▶ _EXERCISE GOAL_: Look through the listing for the word "content". Copy each line that has it.

— Start DATA IN THIS EXERCISE —

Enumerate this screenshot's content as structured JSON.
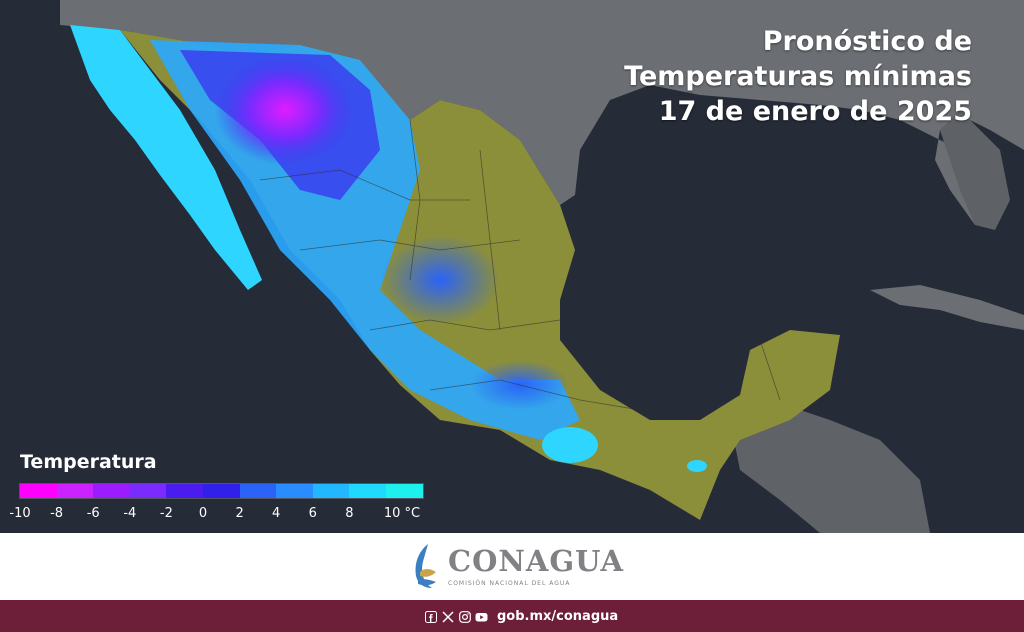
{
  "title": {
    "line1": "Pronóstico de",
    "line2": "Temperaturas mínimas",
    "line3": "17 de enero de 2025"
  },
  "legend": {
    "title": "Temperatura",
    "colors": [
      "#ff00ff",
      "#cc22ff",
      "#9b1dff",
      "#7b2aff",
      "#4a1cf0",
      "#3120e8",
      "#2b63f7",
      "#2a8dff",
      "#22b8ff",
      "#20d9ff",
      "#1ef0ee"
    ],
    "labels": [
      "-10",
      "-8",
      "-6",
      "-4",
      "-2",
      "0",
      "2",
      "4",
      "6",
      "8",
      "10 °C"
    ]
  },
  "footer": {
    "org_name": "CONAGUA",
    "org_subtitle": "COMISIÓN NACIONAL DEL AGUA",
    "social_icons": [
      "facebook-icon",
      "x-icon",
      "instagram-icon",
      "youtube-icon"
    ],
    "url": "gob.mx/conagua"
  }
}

— End DATA IN THIS EXERCISE —
— Start DATA IN THIS EXERCISE —

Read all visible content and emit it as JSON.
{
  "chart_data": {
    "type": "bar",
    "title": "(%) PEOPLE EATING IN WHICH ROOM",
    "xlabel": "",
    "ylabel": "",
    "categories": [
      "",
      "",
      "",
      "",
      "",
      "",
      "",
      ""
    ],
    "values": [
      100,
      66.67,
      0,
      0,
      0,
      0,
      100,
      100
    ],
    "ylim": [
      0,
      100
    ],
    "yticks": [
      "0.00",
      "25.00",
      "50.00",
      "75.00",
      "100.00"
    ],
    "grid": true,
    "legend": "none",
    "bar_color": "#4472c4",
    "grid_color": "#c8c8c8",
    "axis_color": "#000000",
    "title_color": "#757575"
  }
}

— End DATA IN THIS EXERCISE —

▶ _SOLUTION BELOW_:
Enumerate this screenshot's content as structured JSON.
Read all visible content and emit it as JSON.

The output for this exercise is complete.